[Text block]:
━━━━━━━━

In many ways, the Same Six People Syndrome has much in common with a person who’s caught a cold. Just as every person eventually catches a cold, every volunteer effort will be affected by the Same Six People Syndrome sooner or later. But, also like the common cold, there are some fairly simple techniques that can treat the problem. Here are some things you can do to keep your volunteer efforts healthy and growing.

What You Can Do

1. Actively draw in new people. Every effort relies on experienced leadership. However, you should continuously be seeking new people to help plan and organize projects, even when your core group seems solid. That way you’ll always have an influx of new ideas and connections, more people to share coordination load, and a base of new leaders to step forward when others inevitably drop out over time. Many groups make the mistake of continually relying on their core group of volunteers only to find out too late that there’s nobody to take their places. Of course, finding and new people is easier said than done. Here are some specific ideas.

A. Who has a stake in what your group is doing? Think about who’s not engaged in your projects, and find out why they are not at the table. Start relationships with those you don’t know or those who haven’t been part of your efforts. Spend a fair amount of time listening to what motivates them, what their interests and needs are, and how being involved might fit their needs.

B. Look for leaders among your episodic volunteers. You may have some volunteers who have helped out a few times on your projects—pulling weeds, planting trees, participating in other volunteer efforts—who have the skills and interest to play a larger role. Approaching them with the offer to take on more responsibility is a way of recognizing their talents and preventing them from becoming bored with more mundane tasks they’ve been doing thus far.

C. Seek out input and give people an opportunity to act on their suggestions. Ask your episodic volunteers, program participants, and others in your community for constructive feedback on what you’re doing and how you’re going about it. Those who provide good, thoughtful ideas probably have potential to help out your group, and the fact that they took the time to provide thoughtful feedback likely indicates some interest in getting more involved in turning their suggestions into reality.

D. Create tangible, social and fun opportunities. Many people want to be more engaged in their communities, but don’t step forward because the tasks seem daunting or they fear the time commitment. Most of us at some point have been scared off from projects because “that sounds like a lot of meetings.” Develop ways for people to get involved that have a social, fun, and educational “hook". Once they get to know you and understand first-hand the reasons you’re working on these projects, they’ll be more amenable to helping plan projects in the future.

E. Adjust your outreach strategy. Minor changes in the way you get the word out can have major impacts. Changing the time and place—from a government office building to a nearby community center, for example, and from just after work to later in the evening, could result in entire room full of people who have never participated before, simply because they weren't familiar with the location or the time of day hadn’t worked well for them. Continuously making changes and connections can draw new people.

F. Actively start relationships with those new to the area. Many people new to an area are seeking to learn about the community, meet new people, and make connections for their work or business. This is when their enthusiasm is at its highest, and can be a good time to draw them into your efforts.

━━━━━━━━

[Provided records]:

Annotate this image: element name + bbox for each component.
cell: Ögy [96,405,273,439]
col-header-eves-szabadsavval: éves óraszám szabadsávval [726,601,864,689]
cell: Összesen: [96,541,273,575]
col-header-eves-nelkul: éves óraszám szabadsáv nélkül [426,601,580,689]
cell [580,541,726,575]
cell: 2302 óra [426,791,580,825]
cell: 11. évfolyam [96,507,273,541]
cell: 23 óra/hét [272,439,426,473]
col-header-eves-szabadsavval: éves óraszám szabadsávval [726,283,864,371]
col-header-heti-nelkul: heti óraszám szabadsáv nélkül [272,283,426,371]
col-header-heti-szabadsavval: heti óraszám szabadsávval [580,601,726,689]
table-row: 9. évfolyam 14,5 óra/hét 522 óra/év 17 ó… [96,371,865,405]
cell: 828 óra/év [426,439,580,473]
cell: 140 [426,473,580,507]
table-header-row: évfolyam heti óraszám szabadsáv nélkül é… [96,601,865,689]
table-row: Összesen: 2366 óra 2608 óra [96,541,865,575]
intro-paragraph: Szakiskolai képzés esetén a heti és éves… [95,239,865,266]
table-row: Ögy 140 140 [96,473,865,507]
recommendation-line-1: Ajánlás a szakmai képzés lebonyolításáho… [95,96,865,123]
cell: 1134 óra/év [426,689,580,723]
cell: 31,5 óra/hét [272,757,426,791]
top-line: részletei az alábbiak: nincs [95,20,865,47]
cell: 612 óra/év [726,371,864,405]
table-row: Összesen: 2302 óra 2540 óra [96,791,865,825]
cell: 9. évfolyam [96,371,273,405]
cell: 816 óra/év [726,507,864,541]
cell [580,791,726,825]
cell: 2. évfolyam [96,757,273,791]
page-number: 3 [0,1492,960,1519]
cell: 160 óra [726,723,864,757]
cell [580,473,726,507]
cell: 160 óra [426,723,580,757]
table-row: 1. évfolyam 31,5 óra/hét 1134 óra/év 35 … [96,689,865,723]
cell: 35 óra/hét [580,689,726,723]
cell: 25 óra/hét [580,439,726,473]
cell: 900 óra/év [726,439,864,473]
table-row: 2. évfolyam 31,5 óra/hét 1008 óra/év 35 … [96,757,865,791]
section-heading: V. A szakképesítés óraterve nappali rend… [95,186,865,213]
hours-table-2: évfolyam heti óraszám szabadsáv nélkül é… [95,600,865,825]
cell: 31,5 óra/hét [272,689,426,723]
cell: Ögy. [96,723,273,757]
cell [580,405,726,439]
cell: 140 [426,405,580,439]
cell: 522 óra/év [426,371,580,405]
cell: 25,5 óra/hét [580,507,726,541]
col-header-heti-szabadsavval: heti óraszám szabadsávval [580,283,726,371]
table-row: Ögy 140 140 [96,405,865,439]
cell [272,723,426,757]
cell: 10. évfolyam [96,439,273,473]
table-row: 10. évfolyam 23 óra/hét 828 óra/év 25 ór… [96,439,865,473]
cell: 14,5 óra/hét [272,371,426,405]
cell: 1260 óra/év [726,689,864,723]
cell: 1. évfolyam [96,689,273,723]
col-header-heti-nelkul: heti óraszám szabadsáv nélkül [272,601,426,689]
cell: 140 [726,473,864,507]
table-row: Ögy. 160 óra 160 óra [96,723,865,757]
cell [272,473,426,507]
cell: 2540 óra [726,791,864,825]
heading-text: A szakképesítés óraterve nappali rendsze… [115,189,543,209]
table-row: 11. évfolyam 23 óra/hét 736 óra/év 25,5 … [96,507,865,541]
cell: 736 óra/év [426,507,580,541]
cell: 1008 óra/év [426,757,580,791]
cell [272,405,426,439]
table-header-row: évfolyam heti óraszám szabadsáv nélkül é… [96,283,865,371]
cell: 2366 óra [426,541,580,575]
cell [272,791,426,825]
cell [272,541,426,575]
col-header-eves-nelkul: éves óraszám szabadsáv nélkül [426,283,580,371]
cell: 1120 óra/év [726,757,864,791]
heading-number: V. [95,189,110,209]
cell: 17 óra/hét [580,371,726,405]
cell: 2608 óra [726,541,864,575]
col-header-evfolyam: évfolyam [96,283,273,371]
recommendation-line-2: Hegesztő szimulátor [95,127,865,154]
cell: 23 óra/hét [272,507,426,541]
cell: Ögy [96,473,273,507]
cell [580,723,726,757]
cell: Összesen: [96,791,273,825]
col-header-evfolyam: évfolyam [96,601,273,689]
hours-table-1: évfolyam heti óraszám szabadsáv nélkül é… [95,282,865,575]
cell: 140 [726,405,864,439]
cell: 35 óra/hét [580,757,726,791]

━━━━━━━━

[Task brief]: Please duplicate the part of the volunteer text starting with "F. Actively start" and going on through "into your efforts.", keeping every word unchanged. The material that comes after the text plays no part here.

[Result of this task]:
F. Actively start relationships with those new to the area. Many people new to an area are seeking to learn about the community, meet new people, and make connections for their work or business. This is when their enthusiasm is at its highest, and can be a good time to draw them into your efforts.